::: Data for this exercise :::
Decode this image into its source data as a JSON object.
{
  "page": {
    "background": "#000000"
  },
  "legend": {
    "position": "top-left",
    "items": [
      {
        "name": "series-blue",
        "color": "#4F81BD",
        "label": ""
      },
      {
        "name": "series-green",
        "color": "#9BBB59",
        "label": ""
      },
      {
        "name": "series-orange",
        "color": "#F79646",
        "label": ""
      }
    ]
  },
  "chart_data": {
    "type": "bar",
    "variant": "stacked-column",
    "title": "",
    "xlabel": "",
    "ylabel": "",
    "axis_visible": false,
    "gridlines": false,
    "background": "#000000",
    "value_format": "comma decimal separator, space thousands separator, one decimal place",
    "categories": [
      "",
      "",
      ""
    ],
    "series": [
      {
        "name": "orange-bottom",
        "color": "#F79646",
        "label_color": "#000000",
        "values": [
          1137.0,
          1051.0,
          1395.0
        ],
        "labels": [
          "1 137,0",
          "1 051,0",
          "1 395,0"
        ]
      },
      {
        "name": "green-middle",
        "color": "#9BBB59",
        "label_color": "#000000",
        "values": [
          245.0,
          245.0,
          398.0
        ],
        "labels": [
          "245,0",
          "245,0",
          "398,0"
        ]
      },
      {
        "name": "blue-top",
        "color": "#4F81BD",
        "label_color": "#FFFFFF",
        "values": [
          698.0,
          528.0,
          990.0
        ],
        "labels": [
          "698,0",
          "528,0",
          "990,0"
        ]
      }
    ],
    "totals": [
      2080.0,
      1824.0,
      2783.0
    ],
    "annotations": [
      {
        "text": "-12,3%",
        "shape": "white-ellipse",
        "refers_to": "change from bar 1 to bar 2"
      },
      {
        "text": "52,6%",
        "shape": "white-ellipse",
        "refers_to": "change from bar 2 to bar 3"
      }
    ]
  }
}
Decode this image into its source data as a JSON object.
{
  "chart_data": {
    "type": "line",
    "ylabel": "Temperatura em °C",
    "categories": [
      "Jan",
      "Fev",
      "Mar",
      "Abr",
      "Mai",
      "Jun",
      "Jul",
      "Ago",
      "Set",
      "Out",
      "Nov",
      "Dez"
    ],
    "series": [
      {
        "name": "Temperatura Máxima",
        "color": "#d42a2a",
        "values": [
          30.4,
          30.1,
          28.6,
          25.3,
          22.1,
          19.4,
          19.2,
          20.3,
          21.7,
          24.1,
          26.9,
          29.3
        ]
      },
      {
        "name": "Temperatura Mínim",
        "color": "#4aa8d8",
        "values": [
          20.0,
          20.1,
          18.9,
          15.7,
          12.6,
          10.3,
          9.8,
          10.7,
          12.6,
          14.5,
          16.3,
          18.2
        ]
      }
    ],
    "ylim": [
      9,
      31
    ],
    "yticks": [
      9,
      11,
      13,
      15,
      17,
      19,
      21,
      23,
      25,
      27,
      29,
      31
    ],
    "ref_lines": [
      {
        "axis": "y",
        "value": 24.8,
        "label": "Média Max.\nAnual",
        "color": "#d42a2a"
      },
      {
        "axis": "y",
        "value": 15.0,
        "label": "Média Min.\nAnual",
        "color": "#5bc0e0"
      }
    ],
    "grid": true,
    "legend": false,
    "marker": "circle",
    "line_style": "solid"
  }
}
:::
In the listing, find every line containing the word "change" and list it.

_Task solution_
        "refers_to": "change from bar 1 to bar 2"
        "refers_to": "change from bar 2 to bar 3"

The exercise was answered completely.